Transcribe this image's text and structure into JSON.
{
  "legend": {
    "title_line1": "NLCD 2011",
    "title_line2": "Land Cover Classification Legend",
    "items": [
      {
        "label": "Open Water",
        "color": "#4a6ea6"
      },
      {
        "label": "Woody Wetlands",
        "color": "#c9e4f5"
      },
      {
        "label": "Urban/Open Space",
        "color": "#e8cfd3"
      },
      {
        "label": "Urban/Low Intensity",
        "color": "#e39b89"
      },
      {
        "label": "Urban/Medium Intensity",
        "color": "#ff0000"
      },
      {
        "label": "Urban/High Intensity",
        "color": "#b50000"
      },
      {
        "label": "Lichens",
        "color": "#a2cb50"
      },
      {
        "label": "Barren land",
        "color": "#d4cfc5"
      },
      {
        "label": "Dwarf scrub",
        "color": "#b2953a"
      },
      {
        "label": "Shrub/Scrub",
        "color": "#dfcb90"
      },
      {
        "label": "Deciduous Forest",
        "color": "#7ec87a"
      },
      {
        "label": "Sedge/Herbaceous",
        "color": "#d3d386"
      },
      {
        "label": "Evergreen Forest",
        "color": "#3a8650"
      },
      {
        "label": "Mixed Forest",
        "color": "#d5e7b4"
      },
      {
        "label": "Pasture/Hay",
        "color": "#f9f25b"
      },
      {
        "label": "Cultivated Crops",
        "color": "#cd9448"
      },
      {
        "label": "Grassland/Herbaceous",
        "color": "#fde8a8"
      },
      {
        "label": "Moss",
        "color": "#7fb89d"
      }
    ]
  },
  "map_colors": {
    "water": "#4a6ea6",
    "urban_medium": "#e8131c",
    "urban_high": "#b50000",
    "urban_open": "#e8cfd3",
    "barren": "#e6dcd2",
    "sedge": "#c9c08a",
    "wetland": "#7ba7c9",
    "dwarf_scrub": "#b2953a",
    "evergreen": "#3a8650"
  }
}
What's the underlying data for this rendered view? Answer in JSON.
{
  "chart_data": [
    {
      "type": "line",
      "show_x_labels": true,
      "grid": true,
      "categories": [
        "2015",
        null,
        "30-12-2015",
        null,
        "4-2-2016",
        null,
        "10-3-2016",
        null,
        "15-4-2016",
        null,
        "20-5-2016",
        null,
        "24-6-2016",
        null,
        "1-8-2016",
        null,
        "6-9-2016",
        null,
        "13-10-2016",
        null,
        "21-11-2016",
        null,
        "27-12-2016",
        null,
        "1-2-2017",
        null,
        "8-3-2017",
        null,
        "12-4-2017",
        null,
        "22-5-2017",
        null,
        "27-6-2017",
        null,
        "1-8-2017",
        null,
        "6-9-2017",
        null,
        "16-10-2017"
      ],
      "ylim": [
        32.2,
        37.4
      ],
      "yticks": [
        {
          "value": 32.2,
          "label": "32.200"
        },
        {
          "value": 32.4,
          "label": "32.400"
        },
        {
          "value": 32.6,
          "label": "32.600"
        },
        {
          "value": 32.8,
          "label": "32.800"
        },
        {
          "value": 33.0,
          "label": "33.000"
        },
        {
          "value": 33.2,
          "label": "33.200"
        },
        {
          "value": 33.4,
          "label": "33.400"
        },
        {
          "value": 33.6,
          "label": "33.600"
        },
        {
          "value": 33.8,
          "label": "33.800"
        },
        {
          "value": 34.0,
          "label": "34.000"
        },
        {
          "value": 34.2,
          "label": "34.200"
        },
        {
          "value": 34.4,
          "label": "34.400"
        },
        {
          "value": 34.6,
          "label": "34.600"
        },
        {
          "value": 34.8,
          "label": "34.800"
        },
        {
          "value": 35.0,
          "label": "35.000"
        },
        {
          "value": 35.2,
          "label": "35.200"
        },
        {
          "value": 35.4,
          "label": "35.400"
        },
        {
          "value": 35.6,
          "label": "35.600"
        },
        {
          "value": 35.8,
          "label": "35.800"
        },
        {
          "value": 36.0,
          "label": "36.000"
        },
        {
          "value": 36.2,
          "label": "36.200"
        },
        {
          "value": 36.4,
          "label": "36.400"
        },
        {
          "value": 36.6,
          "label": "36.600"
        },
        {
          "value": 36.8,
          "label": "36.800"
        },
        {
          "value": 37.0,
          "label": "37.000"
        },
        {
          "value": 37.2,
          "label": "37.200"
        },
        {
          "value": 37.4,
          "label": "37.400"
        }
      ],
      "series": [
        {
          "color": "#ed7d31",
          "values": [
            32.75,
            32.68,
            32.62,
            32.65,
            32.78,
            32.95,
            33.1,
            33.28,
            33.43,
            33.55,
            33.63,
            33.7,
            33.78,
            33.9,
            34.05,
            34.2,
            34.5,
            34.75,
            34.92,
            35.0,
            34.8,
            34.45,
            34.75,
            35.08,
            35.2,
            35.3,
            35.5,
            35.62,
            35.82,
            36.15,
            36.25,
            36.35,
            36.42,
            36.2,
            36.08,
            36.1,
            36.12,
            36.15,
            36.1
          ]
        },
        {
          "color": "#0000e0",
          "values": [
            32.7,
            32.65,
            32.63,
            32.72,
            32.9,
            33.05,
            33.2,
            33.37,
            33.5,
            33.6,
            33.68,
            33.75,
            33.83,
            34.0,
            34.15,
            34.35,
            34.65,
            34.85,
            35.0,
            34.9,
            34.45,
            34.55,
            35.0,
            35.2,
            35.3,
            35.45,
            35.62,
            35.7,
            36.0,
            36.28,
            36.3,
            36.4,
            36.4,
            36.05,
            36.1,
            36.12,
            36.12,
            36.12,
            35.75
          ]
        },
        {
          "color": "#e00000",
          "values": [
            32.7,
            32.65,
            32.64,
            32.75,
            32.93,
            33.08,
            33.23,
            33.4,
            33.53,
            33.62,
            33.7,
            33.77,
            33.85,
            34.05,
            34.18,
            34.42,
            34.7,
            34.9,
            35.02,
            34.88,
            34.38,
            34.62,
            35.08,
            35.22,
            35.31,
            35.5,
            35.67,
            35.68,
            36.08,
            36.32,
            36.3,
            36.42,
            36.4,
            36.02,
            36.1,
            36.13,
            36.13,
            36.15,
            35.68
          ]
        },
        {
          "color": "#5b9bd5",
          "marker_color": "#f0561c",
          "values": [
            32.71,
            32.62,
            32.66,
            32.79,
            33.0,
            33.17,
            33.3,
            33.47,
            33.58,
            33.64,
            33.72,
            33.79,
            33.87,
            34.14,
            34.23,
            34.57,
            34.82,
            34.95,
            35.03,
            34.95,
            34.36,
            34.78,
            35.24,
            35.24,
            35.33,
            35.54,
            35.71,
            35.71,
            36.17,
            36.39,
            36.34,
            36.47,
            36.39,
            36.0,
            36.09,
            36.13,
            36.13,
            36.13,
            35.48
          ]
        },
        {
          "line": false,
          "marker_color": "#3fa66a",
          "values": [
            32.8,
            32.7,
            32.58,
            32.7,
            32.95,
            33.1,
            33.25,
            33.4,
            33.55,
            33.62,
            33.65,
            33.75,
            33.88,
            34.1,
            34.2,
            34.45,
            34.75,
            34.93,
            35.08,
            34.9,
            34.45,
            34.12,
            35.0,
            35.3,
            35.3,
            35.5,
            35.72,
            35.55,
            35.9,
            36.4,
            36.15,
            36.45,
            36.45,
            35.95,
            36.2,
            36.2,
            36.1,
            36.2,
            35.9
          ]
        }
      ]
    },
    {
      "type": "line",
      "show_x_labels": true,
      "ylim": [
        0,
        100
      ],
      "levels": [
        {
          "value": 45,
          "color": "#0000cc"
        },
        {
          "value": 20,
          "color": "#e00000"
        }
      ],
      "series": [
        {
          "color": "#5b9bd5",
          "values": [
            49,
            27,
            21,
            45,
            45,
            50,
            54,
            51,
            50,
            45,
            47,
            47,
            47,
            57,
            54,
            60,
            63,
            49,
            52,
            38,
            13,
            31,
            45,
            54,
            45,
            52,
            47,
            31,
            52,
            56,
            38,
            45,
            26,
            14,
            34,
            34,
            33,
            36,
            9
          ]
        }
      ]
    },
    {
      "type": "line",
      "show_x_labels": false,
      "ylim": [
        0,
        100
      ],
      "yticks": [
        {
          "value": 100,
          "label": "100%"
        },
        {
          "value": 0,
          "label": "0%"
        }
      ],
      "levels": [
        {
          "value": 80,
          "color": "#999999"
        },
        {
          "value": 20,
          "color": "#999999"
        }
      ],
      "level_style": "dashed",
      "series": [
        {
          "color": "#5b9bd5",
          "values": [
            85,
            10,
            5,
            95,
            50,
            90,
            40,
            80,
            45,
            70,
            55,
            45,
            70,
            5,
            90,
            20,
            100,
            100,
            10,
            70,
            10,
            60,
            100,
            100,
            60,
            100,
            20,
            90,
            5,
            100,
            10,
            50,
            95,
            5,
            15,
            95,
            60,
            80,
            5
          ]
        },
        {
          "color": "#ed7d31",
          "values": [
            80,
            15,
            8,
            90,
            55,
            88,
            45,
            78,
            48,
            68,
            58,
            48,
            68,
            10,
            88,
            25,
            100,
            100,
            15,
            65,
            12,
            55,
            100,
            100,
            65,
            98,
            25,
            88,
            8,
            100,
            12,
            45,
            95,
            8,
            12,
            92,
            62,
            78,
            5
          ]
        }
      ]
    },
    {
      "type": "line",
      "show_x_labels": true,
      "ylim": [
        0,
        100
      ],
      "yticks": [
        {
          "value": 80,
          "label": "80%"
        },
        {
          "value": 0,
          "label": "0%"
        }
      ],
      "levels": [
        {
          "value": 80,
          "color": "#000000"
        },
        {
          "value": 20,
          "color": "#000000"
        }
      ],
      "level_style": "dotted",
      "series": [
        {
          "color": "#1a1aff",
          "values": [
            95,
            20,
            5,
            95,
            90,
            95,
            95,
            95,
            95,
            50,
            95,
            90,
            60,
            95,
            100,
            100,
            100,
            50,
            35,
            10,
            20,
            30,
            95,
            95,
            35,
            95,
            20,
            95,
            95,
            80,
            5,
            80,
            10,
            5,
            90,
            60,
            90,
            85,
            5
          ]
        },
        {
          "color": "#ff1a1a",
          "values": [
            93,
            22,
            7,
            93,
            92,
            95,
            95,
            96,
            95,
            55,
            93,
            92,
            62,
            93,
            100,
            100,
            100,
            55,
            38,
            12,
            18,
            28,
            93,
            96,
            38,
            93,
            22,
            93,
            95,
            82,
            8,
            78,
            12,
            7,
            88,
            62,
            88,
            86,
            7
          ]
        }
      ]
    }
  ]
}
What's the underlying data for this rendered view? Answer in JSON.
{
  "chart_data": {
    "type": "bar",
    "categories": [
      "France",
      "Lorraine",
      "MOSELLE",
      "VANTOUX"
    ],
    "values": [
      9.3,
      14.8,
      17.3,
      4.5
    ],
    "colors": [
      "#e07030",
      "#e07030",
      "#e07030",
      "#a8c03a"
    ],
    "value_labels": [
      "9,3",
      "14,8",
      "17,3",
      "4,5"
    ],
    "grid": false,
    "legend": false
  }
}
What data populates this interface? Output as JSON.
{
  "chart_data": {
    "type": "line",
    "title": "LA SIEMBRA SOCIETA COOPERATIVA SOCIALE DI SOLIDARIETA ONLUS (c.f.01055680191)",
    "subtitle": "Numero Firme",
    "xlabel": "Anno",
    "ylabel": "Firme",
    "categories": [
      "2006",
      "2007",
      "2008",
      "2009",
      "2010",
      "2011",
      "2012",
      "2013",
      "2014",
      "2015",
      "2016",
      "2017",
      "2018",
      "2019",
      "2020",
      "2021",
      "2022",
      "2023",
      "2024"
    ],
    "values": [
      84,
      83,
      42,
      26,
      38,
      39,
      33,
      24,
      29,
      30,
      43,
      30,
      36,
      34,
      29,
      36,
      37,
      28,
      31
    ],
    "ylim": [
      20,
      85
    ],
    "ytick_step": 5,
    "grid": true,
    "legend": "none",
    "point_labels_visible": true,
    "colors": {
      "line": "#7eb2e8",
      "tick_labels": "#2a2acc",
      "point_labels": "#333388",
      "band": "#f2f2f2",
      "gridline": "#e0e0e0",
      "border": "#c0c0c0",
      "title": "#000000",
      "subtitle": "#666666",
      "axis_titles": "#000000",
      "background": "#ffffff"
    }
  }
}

_Task statement_:
Select every line of the material above holding the word "false" and copy it.

_Task answer_:
          "line": false,
      "show_x_labels": false,
    "grid": false,
    "legend": false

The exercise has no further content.